--- START Data to process ---

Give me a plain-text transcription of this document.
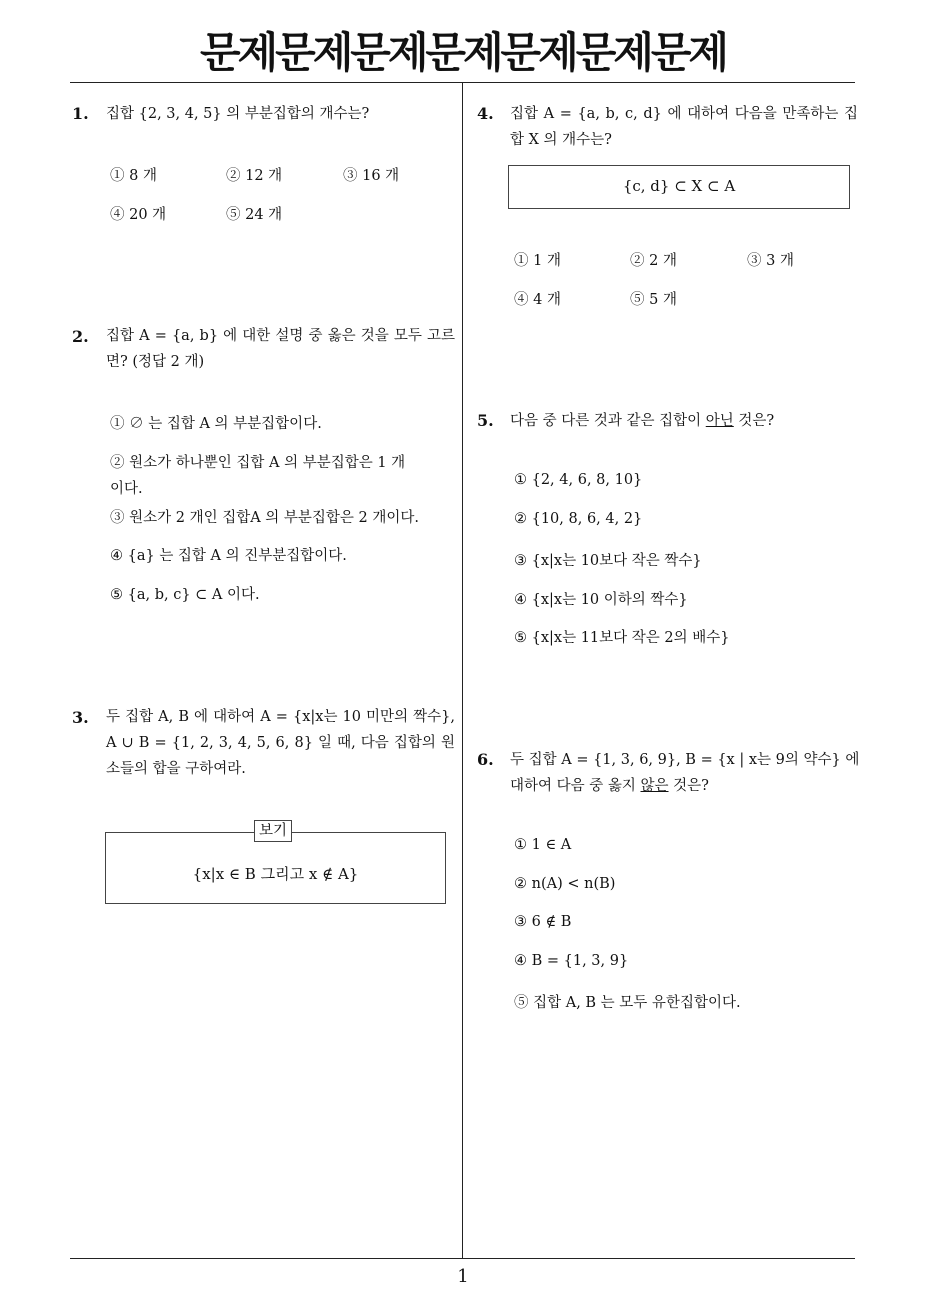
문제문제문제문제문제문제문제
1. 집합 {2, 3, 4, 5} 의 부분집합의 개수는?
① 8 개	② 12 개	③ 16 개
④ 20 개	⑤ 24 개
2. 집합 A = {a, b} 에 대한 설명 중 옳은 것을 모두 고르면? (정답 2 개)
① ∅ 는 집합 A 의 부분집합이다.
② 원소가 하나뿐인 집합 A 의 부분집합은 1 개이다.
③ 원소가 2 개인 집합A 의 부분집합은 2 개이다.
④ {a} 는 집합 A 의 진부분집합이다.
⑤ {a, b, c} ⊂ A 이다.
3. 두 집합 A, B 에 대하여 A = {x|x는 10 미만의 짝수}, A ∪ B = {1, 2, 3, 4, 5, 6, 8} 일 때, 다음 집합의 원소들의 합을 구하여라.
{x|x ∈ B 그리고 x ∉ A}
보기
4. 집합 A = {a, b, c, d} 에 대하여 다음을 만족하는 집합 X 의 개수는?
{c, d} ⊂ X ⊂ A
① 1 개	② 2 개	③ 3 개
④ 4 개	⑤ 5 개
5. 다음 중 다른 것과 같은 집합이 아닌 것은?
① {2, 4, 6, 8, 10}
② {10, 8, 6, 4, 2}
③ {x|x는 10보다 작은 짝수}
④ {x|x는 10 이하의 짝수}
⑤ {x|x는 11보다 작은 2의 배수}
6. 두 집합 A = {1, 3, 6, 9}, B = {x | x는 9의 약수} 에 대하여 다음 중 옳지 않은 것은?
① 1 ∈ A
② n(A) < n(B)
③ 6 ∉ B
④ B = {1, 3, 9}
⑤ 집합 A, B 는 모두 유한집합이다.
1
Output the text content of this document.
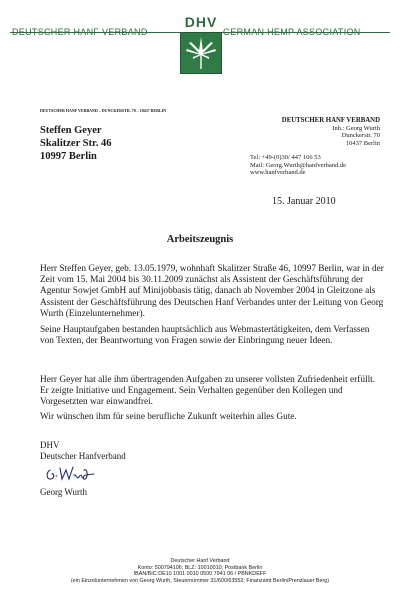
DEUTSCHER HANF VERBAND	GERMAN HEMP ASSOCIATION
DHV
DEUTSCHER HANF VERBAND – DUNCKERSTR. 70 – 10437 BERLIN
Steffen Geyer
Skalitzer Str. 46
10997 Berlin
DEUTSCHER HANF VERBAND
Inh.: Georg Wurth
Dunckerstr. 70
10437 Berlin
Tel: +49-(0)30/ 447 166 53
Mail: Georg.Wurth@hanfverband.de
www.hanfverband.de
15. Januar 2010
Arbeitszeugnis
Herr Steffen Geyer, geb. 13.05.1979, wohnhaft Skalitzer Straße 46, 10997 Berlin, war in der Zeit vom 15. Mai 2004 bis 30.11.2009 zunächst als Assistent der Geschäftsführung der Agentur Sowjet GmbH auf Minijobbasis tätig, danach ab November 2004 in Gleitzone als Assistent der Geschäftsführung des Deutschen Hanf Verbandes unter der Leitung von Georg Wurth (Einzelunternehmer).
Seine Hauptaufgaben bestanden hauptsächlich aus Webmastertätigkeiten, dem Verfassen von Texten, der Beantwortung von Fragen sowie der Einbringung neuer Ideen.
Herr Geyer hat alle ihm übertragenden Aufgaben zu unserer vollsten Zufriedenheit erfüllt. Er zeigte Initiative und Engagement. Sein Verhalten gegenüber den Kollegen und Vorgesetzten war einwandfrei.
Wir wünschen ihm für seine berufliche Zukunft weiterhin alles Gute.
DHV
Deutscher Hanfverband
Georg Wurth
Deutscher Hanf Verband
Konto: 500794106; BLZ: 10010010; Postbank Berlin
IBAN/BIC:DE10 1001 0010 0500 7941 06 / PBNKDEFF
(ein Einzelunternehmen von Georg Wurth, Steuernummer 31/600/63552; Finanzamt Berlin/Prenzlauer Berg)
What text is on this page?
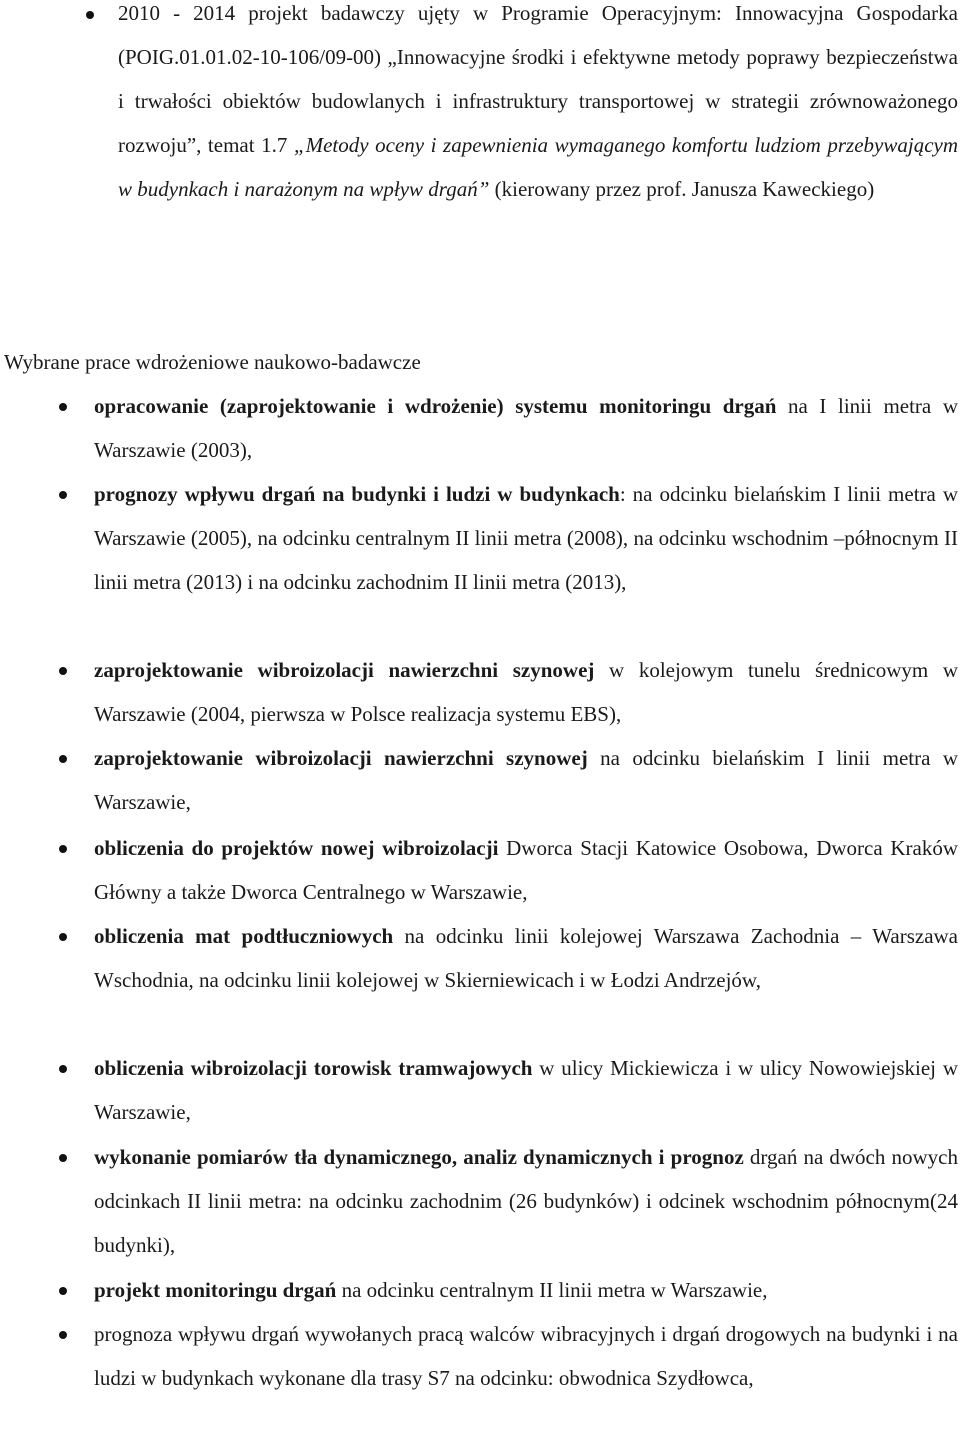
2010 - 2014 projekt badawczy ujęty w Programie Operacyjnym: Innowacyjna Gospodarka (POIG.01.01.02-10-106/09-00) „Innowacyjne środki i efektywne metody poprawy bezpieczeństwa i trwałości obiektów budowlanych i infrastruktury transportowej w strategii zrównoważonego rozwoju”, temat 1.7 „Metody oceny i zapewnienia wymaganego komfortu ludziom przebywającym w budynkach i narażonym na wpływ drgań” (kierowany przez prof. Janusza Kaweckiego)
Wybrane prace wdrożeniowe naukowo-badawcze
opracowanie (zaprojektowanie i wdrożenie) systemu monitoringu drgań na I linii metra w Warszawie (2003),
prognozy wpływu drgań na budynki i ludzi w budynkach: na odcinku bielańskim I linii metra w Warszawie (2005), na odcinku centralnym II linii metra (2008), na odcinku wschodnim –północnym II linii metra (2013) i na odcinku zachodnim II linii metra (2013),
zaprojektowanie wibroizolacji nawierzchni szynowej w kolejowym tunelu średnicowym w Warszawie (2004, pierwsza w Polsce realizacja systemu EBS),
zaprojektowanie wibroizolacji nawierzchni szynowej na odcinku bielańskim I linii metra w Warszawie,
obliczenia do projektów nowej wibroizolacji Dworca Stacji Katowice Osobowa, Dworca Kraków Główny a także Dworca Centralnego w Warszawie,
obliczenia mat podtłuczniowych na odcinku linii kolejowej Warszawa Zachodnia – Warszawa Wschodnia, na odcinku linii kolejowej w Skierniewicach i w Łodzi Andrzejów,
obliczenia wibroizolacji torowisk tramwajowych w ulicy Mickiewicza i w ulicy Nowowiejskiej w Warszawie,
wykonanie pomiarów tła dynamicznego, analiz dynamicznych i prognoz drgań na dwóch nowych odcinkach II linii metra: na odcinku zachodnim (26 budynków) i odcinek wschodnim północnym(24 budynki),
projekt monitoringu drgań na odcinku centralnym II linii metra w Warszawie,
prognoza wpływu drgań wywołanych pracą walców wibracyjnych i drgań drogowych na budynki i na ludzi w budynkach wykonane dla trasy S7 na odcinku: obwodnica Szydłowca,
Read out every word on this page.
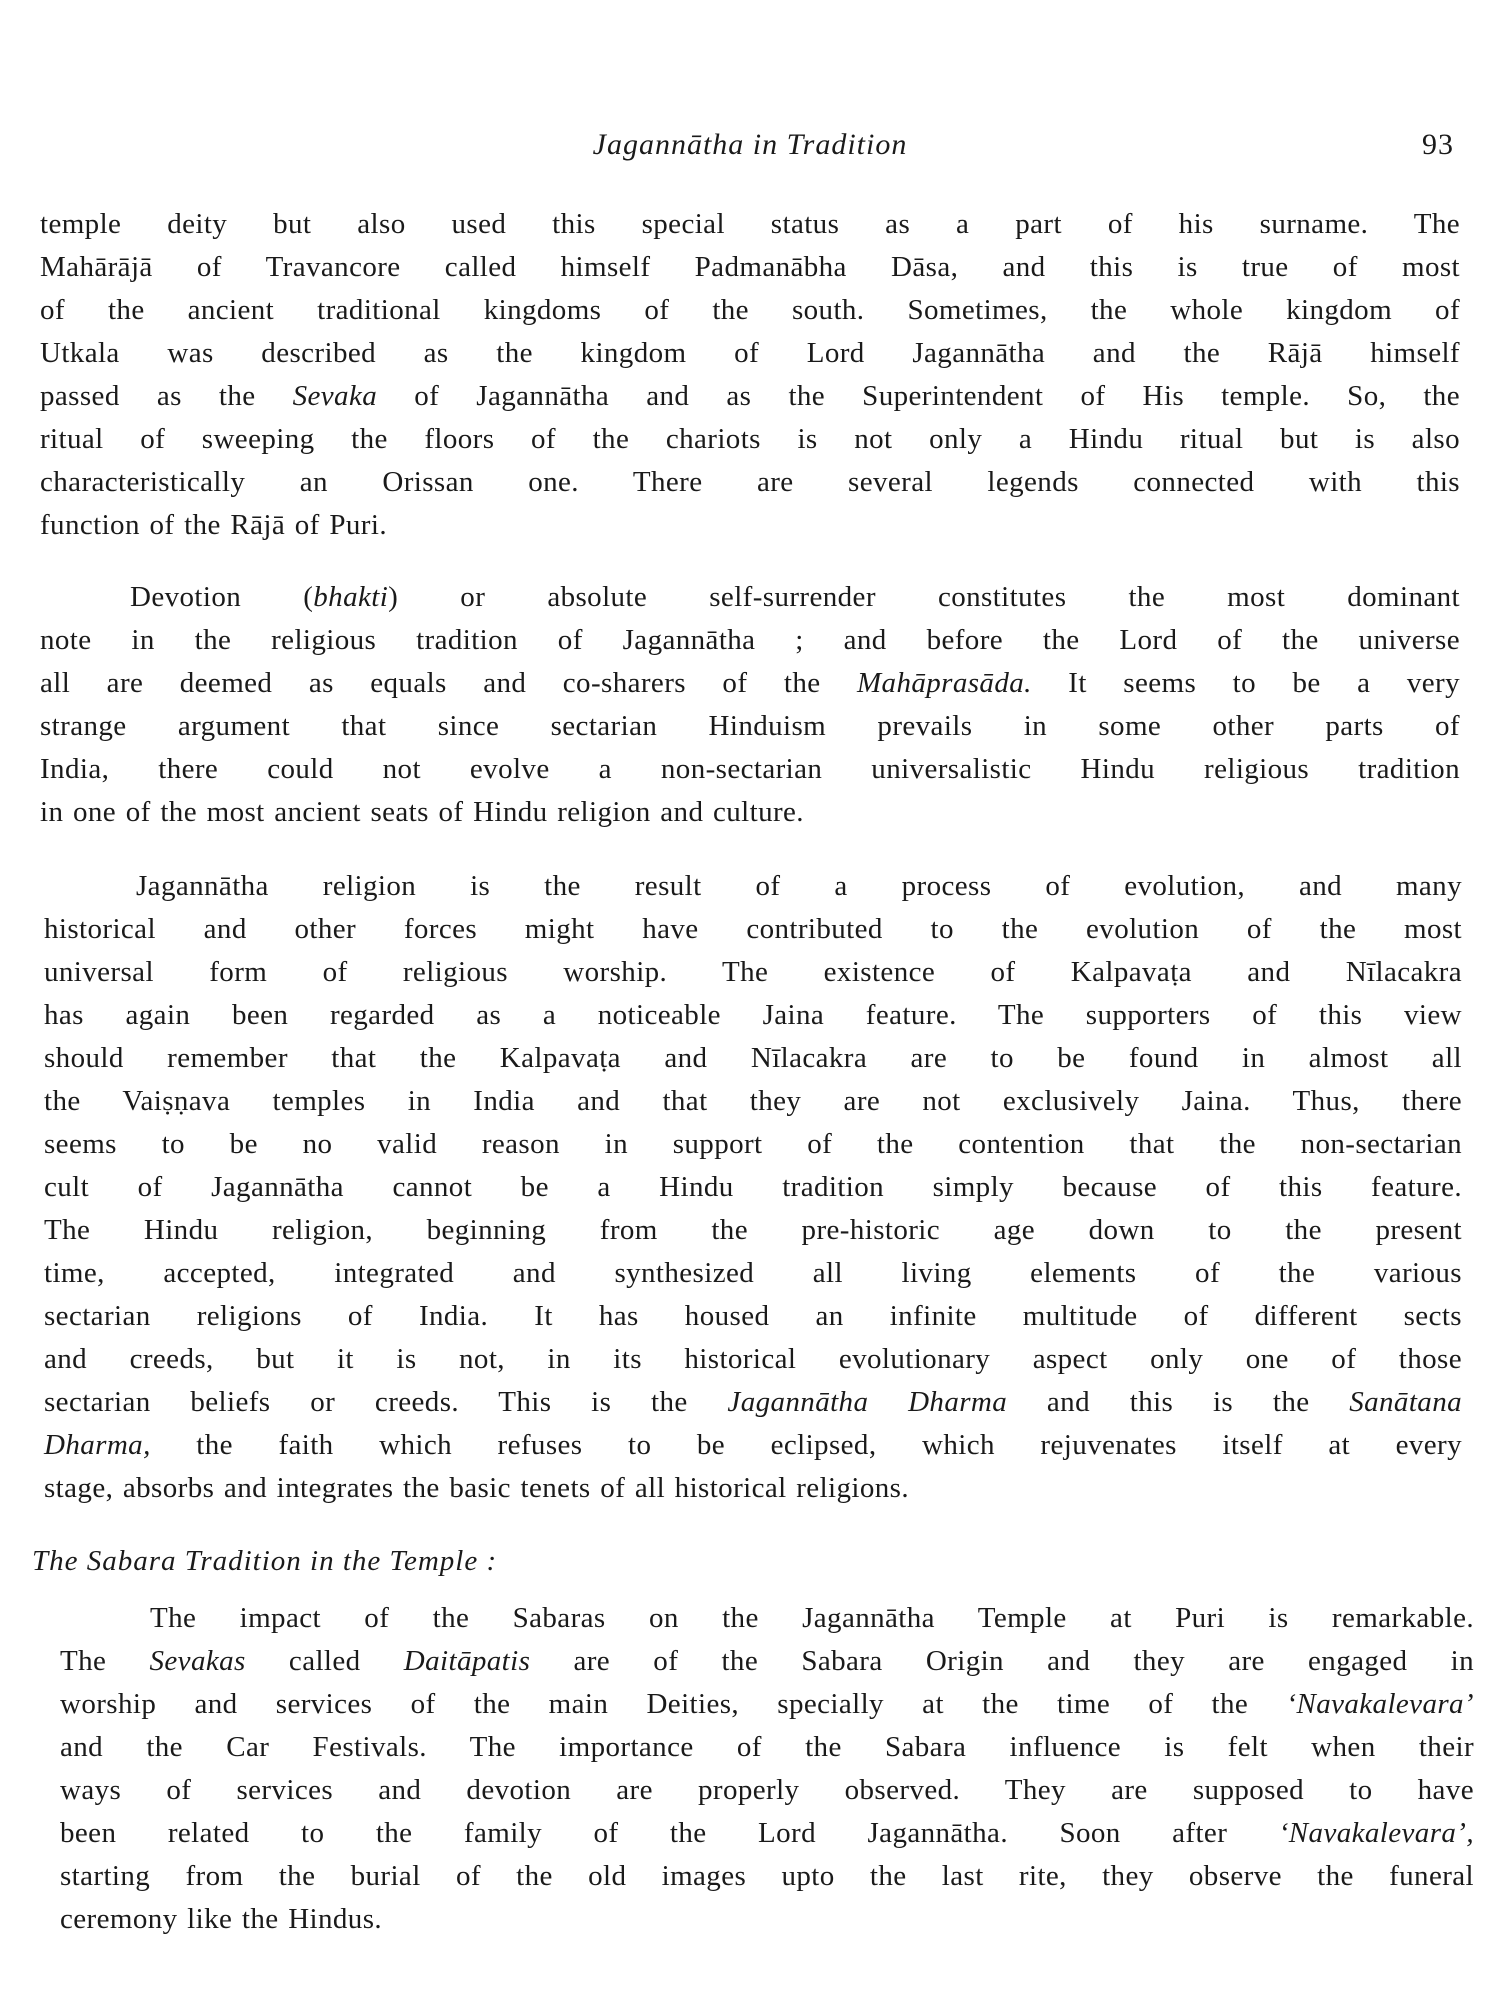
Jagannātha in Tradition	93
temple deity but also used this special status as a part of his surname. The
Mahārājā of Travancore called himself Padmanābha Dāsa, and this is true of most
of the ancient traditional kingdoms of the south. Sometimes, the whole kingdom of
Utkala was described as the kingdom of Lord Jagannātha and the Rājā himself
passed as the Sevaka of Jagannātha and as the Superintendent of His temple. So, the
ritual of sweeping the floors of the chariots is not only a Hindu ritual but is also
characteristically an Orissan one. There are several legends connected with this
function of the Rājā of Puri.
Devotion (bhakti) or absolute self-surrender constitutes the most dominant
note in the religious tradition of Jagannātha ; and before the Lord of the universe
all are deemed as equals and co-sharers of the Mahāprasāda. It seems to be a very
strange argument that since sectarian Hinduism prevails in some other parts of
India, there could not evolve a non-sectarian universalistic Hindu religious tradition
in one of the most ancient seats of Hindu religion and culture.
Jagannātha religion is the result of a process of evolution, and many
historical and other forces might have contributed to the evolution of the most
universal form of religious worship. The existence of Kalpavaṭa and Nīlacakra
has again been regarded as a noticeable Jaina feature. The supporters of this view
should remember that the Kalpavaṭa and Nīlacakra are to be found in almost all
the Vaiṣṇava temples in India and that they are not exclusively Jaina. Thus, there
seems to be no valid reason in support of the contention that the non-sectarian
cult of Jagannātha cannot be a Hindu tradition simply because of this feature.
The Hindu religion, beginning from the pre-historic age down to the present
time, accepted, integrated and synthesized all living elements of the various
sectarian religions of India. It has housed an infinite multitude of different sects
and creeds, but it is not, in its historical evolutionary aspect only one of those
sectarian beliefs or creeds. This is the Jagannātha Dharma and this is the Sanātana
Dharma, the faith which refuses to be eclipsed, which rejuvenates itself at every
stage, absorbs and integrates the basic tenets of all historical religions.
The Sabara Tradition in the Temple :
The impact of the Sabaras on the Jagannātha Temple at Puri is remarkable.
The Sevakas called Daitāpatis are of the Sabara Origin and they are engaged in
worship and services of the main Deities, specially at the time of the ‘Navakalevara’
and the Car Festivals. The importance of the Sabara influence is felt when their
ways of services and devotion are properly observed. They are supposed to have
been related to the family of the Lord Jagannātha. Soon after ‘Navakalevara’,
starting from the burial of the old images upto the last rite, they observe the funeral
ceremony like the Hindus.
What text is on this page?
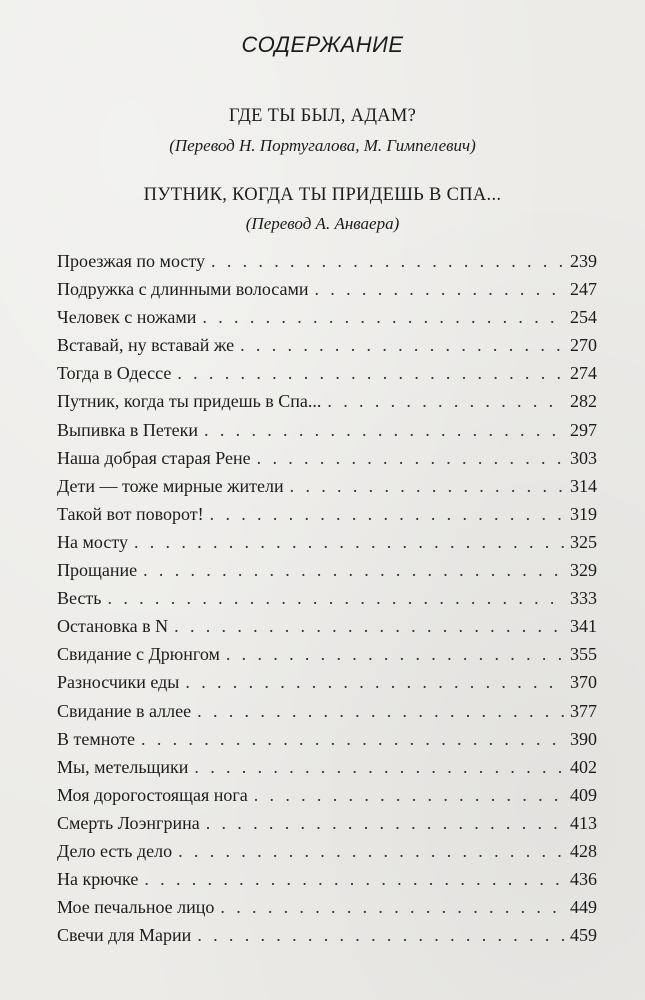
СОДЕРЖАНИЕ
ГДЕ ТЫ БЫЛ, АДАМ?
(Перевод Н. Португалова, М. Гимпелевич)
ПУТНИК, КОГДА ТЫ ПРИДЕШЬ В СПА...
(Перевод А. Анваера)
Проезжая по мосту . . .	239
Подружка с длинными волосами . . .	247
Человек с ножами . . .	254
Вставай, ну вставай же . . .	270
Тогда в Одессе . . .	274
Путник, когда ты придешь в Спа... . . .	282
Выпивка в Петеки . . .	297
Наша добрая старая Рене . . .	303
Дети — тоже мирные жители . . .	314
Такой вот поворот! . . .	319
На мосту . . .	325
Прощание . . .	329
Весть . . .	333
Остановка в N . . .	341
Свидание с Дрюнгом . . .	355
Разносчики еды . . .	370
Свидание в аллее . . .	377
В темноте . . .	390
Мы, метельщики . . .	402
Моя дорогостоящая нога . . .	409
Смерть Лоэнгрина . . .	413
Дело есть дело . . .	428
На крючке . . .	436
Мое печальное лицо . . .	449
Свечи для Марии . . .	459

--- END Data to process ---

▶ [Problem to solve] Say how many lines of the data include the string "Свидание". Nothing other than the number should be given.

▶ [Solution] 2